Every record should be copied exactly, except that pictures are to be omitted.

── Record extracts ──

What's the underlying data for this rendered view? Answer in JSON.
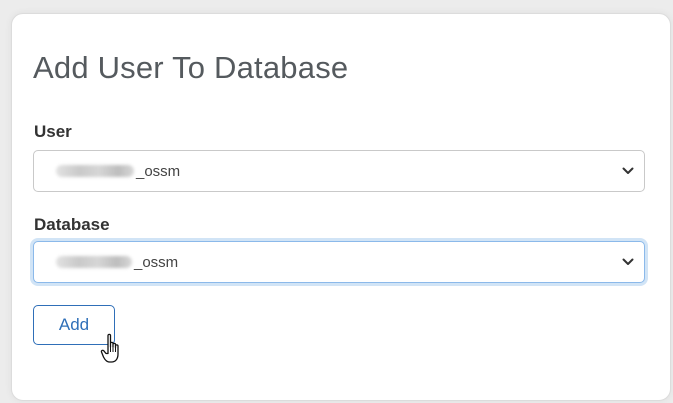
{
  "form": {
    "title": "Add User To Database",
    "user_label": "User",
    "user_value_suffix": "_ossm",
    "database_label": "Database",
    "database_value_suffix": "_ossm",
    "add_button_label": "Add"
  },
  "colors": {
    "accent": "#2f6fb8",
    "focus_ring": "#8bb9ea",
    "title_text": "#555a5e"
  },
  "icons": {
    "select_arrow": "chevron-down-icon",
    "cursor": "hand-pointer-cursor-icon"
  }
}
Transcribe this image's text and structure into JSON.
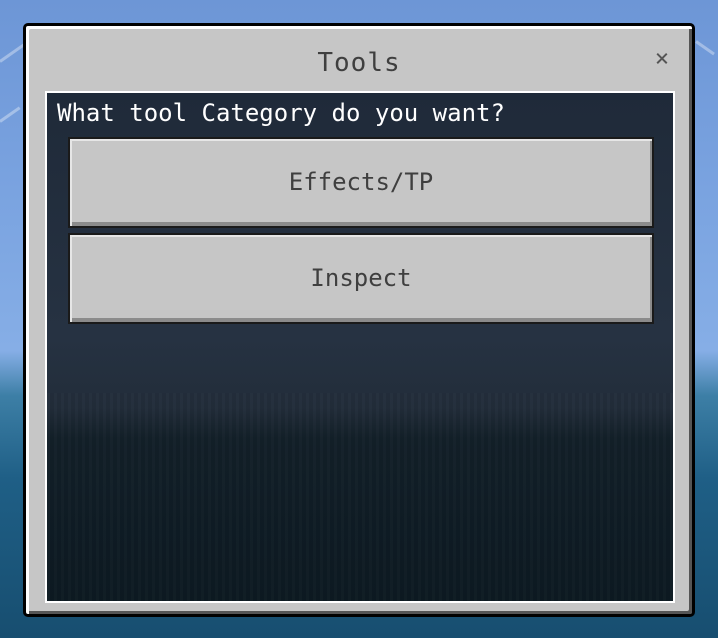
{
  "dialog": {
    "title": "Tools",
    "close_label": "×",
    "prompt": "What tool Category do you want?",
    "buttons": [
      {
        "label": "Effects/TP"
      },
      {
        "label": "Inspect"
      }
    ]
  }
}
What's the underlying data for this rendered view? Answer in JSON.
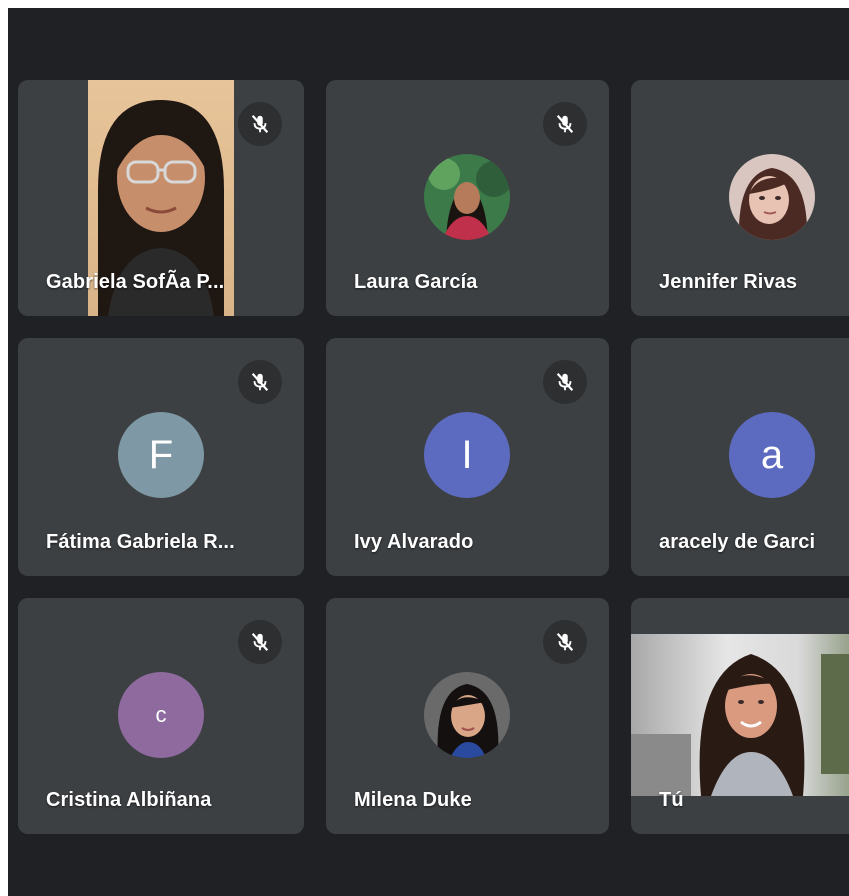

───

**Output of the task**
What's the underlying data for this rendered view? Answer in JSON.
{
  "form": {
    "title": "Add User To Database",
    "user_label": "User",
    "user_value_suffix": "_ossm",
    "database_label": "Database",
    "database_value_suffix": "_ossm",
    "add_button_label": "Add"
  },
  "colors": {
    "accent": "#2f6fb8",
    "focus_ring": "#8bb9ea",
    "title_text": "#555a5e"
  },
  "icons": {
    "select_arrow": "chevron-down-icon",
    "cursor": "hand-pointer-cursor-icon"
  }
}
Transcribe this image's text and structure into JSON.
{
  "dialog": {
    "title": "Tools",
    "close_label": "×",
    "prompt": "What tool Category do you want?",
    "buttons": [
      {
        "label": "Effects/TP"
      },
      {
        "label": "Inspect"
      }
    ]
  }
}
What's the underlying data for this rendered view? Answer in JSON.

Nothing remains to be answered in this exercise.